[BEGIN]

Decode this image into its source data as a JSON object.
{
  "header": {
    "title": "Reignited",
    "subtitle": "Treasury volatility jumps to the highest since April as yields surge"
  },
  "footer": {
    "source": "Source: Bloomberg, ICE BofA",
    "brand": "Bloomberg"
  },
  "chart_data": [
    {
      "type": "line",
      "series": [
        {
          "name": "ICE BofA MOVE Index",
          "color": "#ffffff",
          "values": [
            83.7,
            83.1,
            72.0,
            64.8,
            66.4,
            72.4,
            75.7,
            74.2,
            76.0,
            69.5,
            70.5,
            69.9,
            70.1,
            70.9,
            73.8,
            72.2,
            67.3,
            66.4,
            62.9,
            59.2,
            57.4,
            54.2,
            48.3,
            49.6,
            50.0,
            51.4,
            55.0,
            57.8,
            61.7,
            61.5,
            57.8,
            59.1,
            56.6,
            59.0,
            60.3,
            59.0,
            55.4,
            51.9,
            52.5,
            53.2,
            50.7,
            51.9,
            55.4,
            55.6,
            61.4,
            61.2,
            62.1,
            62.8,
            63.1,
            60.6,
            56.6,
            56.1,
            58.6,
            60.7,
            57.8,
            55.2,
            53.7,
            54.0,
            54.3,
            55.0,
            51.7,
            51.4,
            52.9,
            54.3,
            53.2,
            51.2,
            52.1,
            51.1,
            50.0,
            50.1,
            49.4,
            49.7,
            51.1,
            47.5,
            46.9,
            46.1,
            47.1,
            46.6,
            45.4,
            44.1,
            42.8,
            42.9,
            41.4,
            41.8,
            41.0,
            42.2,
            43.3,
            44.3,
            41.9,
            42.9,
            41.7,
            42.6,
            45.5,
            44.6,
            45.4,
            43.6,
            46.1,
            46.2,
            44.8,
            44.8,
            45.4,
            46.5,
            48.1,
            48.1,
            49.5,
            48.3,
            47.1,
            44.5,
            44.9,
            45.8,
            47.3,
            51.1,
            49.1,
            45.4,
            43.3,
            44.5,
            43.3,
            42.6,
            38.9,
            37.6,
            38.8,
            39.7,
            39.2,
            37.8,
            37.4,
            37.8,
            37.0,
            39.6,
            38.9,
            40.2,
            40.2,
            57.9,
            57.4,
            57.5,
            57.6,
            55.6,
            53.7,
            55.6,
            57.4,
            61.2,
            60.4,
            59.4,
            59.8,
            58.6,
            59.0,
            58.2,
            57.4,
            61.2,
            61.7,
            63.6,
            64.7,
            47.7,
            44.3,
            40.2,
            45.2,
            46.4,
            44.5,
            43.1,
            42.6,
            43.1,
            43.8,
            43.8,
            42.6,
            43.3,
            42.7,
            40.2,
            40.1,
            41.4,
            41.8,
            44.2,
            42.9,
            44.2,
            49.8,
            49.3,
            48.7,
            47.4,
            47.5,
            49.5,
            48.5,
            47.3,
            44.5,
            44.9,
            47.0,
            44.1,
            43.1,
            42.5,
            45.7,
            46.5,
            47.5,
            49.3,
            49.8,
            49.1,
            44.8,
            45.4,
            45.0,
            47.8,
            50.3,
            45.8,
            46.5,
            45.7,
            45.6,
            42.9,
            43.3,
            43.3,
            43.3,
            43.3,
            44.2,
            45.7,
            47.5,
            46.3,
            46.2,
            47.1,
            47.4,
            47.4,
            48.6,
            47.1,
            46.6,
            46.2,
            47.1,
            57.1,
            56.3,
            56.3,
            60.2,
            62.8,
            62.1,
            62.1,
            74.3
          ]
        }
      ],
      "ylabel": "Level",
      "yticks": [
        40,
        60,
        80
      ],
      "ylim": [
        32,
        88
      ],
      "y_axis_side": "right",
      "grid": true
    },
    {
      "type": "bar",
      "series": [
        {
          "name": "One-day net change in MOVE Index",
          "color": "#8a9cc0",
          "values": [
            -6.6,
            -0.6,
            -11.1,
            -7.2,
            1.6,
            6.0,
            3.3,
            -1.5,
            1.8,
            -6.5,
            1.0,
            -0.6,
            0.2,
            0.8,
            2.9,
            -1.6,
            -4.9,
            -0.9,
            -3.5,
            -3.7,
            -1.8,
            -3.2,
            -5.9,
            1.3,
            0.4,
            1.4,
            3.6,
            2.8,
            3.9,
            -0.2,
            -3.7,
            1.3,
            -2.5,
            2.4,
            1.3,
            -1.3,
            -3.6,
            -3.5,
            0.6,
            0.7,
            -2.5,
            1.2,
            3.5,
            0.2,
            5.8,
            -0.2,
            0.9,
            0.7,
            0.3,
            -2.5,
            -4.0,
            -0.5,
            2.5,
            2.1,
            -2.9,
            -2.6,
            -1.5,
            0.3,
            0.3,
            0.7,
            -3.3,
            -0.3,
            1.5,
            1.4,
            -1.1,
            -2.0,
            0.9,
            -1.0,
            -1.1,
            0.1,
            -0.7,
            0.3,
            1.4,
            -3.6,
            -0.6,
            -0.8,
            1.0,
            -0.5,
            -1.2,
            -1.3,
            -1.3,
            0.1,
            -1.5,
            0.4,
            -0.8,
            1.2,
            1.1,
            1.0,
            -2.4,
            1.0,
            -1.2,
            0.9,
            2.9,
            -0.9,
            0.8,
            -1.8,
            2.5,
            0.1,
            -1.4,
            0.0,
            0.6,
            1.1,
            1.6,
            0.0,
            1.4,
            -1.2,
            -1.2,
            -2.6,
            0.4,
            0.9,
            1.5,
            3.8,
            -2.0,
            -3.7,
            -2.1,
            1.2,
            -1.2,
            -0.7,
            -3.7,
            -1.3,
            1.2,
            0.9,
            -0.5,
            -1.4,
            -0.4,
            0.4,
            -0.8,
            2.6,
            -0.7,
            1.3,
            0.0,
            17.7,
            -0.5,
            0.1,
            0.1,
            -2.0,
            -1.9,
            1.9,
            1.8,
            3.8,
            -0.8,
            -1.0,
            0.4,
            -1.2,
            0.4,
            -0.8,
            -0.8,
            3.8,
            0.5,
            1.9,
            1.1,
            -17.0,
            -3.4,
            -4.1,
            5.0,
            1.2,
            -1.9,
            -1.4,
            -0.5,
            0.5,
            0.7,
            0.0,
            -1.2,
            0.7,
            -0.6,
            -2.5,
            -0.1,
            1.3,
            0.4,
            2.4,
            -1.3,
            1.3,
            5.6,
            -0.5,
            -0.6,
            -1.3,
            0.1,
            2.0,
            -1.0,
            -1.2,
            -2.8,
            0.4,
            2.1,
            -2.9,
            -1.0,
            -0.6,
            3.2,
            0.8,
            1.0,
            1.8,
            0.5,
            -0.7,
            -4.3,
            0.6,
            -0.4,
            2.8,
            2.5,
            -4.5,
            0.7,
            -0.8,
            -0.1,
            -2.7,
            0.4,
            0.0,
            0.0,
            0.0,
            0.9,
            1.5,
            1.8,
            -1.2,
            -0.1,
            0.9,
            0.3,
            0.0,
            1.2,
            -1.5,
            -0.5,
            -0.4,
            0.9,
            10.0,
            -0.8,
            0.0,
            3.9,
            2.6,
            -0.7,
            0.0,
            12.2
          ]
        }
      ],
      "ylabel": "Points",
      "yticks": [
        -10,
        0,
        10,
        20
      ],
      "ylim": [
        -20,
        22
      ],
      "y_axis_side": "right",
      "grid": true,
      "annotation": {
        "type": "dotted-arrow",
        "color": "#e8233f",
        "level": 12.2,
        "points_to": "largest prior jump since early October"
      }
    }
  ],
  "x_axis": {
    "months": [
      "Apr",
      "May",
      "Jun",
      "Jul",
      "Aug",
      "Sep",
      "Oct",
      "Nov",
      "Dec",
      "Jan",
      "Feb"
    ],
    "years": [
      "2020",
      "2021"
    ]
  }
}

[END]

__WRITTEN EXERCISE__. Each line with the string "type" in it needs to be found and copied.

__RESPONSE BELOW__.
      "type": "line",
      "type": "bar",
        "type": "dotted-arrow",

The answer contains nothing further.